**Goal of the exercise:** Output the listing below verbatim.

**Exercise input:**
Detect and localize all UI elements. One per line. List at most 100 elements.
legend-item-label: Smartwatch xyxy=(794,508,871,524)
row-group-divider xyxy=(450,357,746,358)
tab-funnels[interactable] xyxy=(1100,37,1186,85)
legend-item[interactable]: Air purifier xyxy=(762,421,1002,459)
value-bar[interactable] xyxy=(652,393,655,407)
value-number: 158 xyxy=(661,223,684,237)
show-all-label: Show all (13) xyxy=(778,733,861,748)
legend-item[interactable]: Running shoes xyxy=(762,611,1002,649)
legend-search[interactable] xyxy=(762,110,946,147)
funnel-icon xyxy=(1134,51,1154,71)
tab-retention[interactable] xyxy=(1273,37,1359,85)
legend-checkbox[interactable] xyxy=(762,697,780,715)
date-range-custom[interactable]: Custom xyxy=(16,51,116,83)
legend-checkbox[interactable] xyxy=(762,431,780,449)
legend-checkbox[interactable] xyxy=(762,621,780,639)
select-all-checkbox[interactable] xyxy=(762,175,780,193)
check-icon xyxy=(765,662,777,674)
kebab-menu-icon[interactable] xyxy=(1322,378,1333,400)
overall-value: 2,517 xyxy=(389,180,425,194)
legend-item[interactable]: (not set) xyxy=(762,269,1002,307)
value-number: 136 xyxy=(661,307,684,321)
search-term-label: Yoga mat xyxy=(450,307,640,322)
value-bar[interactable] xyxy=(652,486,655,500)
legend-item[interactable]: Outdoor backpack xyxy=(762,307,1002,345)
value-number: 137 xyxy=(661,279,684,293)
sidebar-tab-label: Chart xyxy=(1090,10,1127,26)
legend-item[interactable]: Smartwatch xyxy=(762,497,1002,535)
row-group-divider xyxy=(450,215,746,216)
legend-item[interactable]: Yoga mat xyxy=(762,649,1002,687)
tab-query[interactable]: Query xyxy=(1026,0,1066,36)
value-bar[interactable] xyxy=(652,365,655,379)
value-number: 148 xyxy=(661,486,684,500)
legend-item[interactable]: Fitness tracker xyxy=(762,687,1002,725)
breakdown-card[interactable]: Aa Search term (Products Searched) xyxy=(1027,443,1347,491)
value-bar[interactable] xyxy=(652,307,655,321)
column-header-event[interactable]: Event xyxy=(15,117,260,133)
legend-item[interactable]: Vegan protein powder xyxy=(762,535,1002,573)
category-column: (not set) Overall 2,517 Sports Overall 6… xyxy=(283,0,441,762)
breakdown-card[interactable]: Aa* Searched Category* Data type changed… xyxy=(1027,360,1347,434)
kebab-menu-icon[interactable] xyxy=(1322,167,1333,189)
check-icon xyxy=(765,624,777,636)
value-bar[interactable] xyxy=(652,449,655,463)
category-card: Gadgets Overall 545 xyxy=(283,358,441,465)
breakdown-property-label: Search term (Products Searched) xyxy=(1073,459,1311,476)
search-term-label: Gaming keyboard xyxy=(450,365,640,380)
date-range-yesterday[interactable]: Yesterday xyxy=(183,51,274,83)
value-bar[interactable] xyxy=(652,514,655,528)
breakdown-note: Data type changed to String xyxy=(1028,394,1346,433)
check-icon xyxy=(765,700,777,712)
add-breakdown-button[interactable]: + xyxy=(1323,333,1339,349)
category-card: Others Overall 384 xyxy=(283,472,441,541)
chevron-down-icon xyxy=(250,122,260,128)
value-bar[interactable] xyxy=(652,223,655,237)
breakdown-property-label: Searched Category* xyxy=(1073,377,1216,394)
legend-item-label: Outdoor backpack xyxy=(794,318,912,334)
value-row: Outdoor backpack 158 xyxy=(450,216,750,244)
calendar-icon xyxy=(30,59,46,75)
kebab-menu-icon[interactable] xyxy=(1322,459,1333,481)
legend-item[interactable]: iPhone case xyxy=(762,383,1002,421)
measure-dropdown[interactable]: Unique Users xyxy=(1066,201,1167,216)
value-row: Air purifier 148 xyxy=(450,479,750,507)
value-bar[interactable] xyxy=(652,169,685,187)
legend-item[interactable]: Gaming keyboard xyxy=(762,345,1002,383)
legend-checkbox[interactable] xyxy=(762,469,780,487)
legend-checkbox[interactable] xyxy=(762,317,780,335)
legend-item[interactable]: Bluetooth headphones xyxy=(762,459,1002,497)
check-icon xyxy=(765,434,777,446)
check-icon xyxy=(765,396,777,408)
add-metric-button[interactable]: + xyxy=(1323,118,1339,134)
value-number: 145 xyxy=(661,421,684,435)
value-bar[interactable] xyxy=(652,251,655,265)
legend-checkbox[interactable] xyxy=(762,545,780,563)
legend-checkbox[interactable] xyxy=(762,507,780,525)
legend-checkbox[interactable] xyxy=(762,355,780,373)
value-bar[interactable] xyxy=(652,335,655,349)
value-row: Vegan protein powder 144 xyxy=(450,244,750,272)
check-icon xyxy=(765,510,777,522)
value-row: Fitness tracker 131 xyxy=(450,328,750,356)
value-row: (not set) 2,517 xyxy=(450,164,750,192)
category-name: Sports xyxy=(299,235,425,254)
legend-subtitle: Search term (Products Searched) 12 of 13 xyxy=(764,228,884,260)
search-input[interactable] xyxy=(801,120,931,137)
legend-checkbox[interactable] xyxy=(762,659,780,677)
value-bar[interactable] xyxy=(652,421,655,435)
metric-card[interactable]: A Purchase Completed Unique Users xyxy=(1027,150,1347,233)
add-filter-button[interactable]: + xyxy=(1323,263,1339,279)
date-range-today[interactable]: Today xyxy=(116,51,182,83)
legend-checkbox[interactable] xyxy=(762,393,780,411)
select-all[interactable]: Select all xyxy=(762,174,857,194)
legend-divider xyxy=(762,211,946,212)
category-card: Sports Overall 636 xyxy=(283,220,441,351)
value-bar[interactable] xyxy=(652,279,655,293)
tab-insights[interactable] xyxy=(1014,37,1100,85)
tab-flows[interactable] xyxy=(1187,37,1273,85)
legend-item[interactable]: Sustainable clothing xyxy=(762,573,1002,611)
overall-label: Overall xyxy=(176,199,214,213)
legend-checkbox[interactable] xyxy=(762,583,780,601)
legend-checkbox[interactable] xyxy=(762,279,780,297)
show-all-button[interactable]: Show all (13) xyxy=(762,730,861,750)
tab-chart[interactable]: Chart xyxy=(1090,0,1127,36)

**Written response:**
Detect and localize all UI elements. One per line. List at most 100 elements.
legend-item-label: Smartwatch xyxy=(794,508,871,524)
row-group-divider xyxy=(450,357,746,358)
tab-funnels[interactable] xyxy=(1100,37,1186,85)
legend-item[interactable]: Air purifier xyxy=(762,421,1002,459)
value-bar[interactable] xyxy=(652,393,655,407)
value-number: 158 xyxy=(661,223,684,237)
show-all-label: Show all (13) xyxy=(778,733,861,748)
legend-item[interactable]: Running shoes xyxy=(762,611,1002,649)
legend-search[interactable] xyxy=(762,110,946,147)
funnel-icon xyxy=(1134,51,1154,71)
tab-retention[interactable] xyxy=(1273,37,1359,85)
legend-checkbox[interactable] xyxy=(762,697,780,715)
date-range-custom[interactable]: Custom xyxy=(16,51,116,83)
legend-checkbox[interactable] xyxy=(762,431,780,449)
legend-checkbox[interactable] xyxy=(762,621,780,639)
select-all-checkbox[interactable] xyxy=(762,175,780,193)
check-icon xyxy=(765,662,777,674)
kebab-menu-icon[interactable] xyxy=(1322,378,1333,400)
overall-value: 2,517 xyxy=(389,180,425,194)
legend-item[interactable]: (not set) xyxy=(762,269,1002,307)
value-number: 136 xyxy=(661,307,684,321)
search-term-label: Yoga mat xyxy=(450,307,640,322)
value-bar[interactable] xyxy=(652,486,655,500)
legend-item[interactable]: Outdoor backpack xyxy=(762,307,1002,345)
value-number: 137 xyxy=(661,279,684,293)
sidebar-tab-label: Chart xyxy=(1090,10,1127,26)
legend-item[interactable]: Smartwatch xyxy=(762,497,1002,535)
row-group-divider xyxy=(450,215,746,216)
legend-item[interactable]: Yoga mat xyxy=(762,649,1002,687)
tab-query[interactable]: Query xyxy=(1026,0,1066,36)
value-bar[interactable] xyxy=(652,365,655,379)
value-number: 148 xyxy=(661,486,684,500)
legend-item[interactable]: Fitness tracker xyxy=(762,687,1002,725)
breakdown-card[interactable]: Aa Search term (Products Searched) xyxy=(1027,443,1347,491)
value-bar[interactable] xyxy=(652,307,655,321)
column-header-event[interactable]: Event xyxy=(15,117,260,133)
legend-item[interactable]: Vegan protein powder xyxy=(762,535,1002,573)
category-column: (not set) Overall 2,517 Sports Overall 6… xyxy=(283,0,441,762)
breakdown-card[interactable]: Aa* Searched Category* Data type changed… xyxy=(1027,360,1347,434)
kebab-menu-icon[interactable] xyxy=(1322,167,1333,189)
check-icon xyxy=(765,624,777,636)
value-bar[interactable] xyxy=(652,449,655,463)
category-card: Gadgets Overall 545 xyxy=(283,358,441,465)
breakdown-property-label: Search term (Products Searched) xyxy=(1073,459,1311,476)
search-term-label: Gaming keyboard xyxy=(450,365,640,380)
date-range-yesterday[interactable]: Yesterday xyxy=(183,51,274,83)
value-bar[interactable] xyxy=(652,514,655,528)
breakdown-note: Data type changed to String xyxy=(1028,394,1346,433)
check-icon xyxy=(765,700,777,712)
add-breakdown-button[interactable]: + xyxy=(1323,333,1339,349)
category-card: Others Overall 384 xyxy=(283,472,441,541)
chevron-down-icon xyxy=(250,122,260,128)
value-bar[interactable] xyxy=(652,223,655,237)
breakdown-property-label: Searched Category* xyxy=(1073,377,1216,394)
legend-item-label: Outdoor backpack xyxy=(794,318,912,334)
value-row: Outdoor backpack 158 xyxy=(450,216,750,244)
calendar-icon xyxy=(30,59,46,75)
kebab-menu-icon[interactable] xyxy=(1322,459,1333,481)
legend-item[interactable]: iPhone case xyxy=(762,383,1002,421)
measure-dropdown[interactable]: Unique Users xyxy=(1066,201,1167,216)
value-row: Air purifier 148 xyxy=(450,479,750,507)
value-bar[interactable] xyxy=(652,169,685,187)
legend-item[interactable]: Gaming keyboard xyxy=(762,345,1002,383)
legend-checkbox[interactable] xyxy=(762,469,780,487)
legend-checkbox[interactable] xyxy=(762,317,780,335)
legend-item[interactable]: Bluetooth headphones xyxy=(762,459,1002,497)
check-icon xyxy=(765,434,777,446)
check-icon xyxy=(765,396,777,408)
add-metric-button[interactable]: + xyxy=(1323,118,1339,134)
value-number: 145 xyxy=(661,421,684,435)
value-bar[interactable] xyxy=(652,251,655,265)
legend-checkbox[interactable] xyxy=(762,545,780,563)
legend-checkbox[interactable] xyxy=(762,507,780,525)
legend-checkbox[interactable] xyxy=(762,355,780,373)
value-bar[interactable] xyxy=(652,335,655,349)
value-row: Vegan protein powder 144 xyxy=(450,244,750,272)
check-icon xyxy=(765,510,777,522)
value-row: Fitness tracker 131 xyxy=(450,328,750,356)
value-row: (not set) 2,517 xyxy=(450,164,750,192)
category-name: Sports xyxy=(299,235,425,254)
legend-subtitle: Search term (Products Searched) 12 of 13 xyxy=(764,228,884,260)
search-input[interactable] xyxy=(801,120,931,137)
legend-checkbox[interactable] xyxy=(762,659,780,677)
value-bar[interactable] xyxy=(652,421,655,435)
metric-card[interactable]: A Purchase Completed Unique Users xyxy=(1027,150,1347,233)
add-filter-button[interactable]: + xyxy=(1323,263,1339,279)
date-range-today[interactable]: Today xyxy=(116,51,182,83)
legend-checkbox[interactable] xyxy=(762,393,780,411)
select-all[interactable]: Select all xyxy=(762,174,857,194)
legend-divider xyxy=(762,211,946,212)
category-card: Sports Overall 636 xyxy=(283,220,441,351)
value-bar[interactable] xyxy=(652,279,655,293)
tab-insights[interactable] xyxy=(1014,37,1100,85)
tab-flows[interactable] xyxy=(1187,37,1273,85)
legend-item[interactable]: Sustainable clothing xyxy=(762,573,1002,611)
overall-label: Overall xyxy=(176,199,214,213)
legend-checkbox[interactable] xyxy=(762,583,780,601)
legend-checkbox[interactable] xyxy=(762,279,780,297)
show-all-button[interactable]: Show all (13) xyxy=(762,730,861,750)
tab-chart[interactable]: Chart xyxy=(1090,0,1127,36)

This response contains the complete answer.